GIVEN REQUEST: Copy out all lines with the word "title" in them.

=====

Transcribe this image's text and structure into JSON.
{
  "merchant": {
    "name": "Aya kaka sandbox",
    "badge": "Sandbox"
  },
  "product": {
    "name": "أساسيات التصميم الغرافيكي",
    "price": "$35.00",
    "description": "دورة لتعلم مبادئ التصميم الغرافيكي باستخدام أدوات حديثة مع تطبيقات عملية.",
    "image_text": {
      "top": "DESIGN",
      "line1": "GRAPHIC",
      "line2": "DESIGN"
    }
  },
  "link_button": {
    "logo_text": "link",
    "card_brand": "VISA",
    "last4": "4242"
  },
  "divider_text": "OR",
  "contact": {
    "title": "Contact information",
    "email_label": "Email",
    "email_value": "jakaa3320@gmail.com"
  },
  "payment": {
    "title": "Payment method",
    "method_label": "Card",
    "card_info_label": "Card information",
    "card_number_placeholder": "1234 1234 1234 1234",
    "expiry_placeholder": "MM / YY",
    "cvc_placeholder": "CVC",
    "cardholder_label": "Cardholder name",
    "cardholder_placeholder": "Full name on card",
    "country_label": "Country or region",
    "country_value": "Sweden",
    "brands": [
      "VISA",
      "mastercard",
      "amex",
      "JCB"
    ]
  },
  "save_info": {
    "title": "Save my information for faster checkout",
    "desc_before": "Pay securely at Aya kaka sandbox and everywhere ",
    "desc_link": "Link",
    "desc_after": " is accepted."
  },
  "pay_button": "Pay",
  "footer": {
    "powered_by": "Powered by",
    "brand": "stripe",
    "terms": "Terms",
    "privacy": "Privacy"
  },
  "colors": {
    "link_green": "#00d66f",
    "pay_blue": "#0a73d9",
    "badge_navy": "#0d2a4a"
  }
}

=====

COMPLETED EXERCISE:
    "title": "Contact information",
    "title": "Payment method",
    "title": "Save my information for faster checkout",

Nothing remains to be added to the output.